* [Exercise passage]:
※

In recent years, various biodegradable delivery systems have been developed and evaluated for local delivery of antibiotics in the treatment of bone infection. For instance calcium sulphate has been investigated in latest studies conducted by McConoughey. The performance of synthetic, high purity calcium sulphate as a carrier of antibiotics in orthopaedic infection has been equivalent, and potentially superior to PMMA [103]. Both the antibiotic impregnated materials have displayed similar bactericidal properties and similar kind of Vanc elution. Similar study confirmed the usefulness in chronic osteomyelitis treatment of tobramycin loaded biodegradable calcium sulphate carriers. The study showed that with supplementation of 10 to 20 gram of tobramycin impregnation, chance of renal toxicity is negligible in healthy persons. On the other hand, there was a serious concern for the patients with renal failure [104].

Collagen has been reported as a well-tolerated and completely biodegradable material. There have been several studies recently that show promising results in open fracture management by using antibiotic loaded collagen sponges locally along with parenteral therapy. Although the Gent-loaded collagen sponge provided high antibiotic concentration at the site of implantation, an additive effect of systemic antibiotic treatment was attained [105,106]. Sternal wound is a serious complication following cardiac surgery and Gent-loaded collagen sponge can be a good alternative for treatment of such wound [107,108].

※

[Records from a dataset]

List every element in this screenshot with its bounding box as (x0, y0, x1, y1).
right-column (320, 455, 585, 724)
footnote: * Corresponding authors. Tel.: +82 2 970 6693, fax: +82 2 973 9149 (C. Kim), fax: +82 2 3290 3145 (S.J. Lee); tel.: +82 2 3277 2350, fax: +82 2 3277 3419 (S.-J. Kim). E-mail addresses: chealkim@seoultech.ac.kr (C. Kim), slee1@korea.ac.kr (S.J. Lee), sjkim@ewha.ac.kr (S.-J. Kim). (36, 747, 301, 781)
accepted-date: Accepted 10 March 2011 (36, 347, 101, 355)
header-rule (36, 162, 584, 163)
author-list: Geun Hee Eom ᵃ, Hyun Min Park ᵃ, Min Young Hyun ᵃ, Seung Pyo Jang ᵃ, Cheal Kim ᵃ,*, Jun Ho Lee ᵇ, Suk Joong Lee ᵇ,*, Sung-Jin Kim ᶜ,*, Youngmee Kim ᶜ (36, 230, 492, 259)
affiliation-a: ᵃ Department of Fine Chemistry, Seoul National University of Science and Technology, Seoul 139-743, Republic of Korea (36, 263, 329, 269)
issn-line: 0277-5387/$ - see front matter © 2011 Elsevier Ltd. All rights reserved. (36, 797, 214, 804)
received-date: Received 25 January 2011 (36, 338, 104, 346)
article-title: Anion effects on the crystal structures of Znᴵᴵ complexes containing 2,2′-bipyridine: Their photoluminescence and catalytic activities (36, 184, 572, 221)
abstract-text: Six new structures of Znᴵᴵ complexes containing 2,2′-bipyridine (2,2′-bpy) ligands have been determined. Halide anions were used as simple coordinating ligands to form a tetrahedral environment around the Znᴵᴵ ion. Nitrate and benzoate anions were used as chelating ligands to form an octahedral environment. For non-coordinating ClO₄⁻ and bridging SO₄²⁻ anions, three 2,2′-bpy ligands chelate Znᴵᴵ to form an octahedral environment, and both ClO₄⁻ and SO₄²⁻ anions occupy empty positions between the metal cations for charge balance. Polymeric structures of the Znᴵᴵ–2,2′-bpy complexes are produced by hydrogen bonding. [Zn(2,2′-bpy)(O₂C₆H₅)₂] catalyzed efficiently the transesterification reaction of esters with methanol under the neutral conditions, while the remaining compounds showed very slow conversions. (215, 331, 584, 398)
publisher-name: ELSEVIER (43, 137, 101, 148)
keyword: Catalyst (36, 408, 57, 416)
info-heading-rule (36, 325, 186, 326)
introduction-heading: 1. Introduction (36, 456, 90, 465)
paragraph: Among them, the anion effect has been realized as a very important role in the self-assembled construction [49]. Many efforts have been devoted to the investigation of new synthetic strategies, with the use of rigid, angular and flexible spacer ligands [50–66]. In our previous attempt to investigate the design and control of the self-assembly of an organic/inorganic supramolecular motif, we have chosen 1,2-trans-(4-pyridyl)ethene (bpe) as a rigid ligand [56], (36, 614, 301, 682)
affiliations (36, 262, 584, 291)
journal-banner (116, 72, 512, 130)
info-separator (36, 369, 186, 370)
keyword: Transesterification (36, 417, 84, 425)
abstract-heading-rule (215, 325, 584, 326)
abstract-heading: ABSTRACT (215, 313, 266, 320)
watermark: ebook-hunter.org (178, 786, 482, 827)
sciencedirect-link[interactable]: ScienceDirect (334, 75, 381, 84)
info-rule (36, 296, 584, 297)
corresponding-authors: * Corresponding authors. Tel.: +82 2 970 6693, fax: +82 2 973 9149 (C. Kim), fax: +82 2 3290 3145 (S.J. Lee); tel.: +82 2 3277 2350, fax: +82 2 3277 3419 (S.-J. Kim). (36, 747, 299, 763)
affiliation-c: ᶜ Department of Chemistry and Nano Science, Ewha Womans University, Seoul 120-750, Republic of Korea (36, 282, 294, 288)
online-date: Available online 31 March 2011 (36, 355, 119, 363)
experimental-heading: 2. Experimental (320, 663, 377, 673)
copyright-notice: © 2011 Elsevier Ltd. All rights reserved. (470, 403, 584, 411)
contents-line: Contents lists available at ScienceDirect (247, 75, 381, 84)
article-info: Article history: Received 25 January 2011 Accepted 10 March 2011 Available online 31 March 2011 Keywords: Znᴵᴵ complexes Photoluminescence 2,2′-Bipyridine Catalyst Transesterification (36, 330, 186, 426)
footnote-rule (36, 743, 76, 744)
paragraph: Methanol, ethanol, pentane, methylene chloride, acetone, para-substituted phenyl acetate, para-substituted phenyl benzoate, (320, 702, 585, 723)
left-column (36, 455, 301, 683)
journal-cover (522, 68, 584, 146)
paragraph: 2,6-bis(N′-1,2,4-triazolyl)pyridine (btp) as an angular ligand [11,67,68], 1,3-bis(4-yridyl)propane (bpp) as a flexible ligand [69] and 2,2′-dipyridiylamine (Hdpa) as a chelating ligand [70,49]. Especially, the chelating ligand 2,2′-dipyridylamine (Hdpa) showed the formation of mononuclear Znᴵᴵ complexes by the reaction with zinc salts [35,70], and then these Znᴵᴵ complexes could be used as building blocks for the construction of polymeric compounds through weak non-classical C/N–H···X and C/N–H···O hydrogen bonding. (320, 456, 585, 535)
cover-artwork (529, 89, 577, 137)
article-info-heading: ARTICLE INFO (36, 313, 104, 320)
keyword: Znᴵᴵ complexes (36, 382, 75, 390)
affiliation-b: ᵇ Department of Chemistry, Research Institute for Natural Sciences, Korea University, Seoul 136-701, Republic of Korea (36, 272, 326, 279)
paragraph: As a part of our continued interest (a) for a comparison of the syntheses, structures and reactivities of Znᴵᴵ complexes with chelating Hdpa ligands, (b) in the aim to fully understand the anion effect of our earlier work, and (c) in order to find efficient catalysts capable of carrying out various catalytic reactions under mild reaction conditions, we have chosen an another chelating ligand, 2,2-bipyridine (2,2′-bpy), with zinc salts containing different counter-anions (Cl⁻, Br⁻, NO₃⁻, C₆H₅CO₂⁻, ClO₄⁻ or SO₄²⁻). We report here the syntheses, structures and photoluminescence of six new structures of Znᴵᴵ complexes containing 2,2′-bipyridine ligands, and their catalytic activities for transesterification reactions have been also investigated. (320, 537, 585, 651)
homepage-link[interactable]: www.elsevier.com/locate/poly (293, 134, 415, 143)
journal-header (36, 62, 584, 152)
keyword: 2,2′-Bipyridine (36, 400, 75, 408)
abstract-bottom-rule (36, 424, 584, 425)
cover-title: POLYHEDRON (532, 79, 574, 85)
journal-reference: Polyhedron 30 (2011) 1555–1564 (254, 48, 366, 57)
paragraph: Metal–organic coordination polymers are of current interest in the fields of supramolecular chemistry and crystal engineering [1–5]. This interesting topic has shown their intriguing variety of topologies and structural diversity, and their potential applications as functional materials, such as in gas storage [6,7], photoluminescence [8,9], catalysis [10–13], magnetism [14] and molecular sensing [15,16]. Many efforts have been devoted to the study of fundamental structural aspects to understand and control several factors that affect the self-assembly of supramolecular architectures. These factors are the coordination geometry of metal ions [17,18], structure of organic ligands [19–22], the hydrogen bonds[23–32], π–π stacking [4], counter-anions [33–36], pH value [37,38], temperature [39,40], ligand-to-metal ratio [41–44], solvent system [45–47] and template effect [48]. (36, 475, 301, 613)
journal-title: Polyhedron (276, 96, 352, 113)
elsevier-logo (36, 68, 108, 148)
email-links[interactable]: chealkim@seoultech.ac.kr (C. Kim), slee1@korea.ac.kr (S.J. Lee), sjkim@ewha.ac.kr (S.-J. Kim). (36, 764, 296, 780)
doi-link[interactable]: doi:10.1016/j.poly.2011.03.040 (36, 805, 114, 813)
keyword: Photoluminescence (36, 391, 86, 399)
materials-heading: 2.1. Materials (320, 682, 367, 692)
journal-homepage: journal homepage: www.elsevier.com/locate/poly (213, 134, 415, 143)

※

* [Task set]:
1 > In the text on antibiotic delivery for bone infection, what serious complication following cardiac surgery can a Gent-loaded collagen sponge help treat?
2 > Reproduce the part of the antibiotic delivery text that opens with the words containing "Collagen has been" and closes with "such wound [107,108].".

* [Your responses]:
1 > Sternal wound.

2 >
Collagen has been reported as a well-tolerated and completely biodegradable material. There have been several studies recently that show promising results in open fracture management by using antibiotic loaded collagen sponges locally along with parenteral therapy. Although the Gent-loaded collagen sponge provided high antibiotic concentration at the site of implantation, an additive effect of systemic antibiotic treatment was attained [105,106]. Sternal wound is a serious complication following cardiac surgery and Gent-loaded collagen sponge can be a good alternative for treatment of such wound [107,108].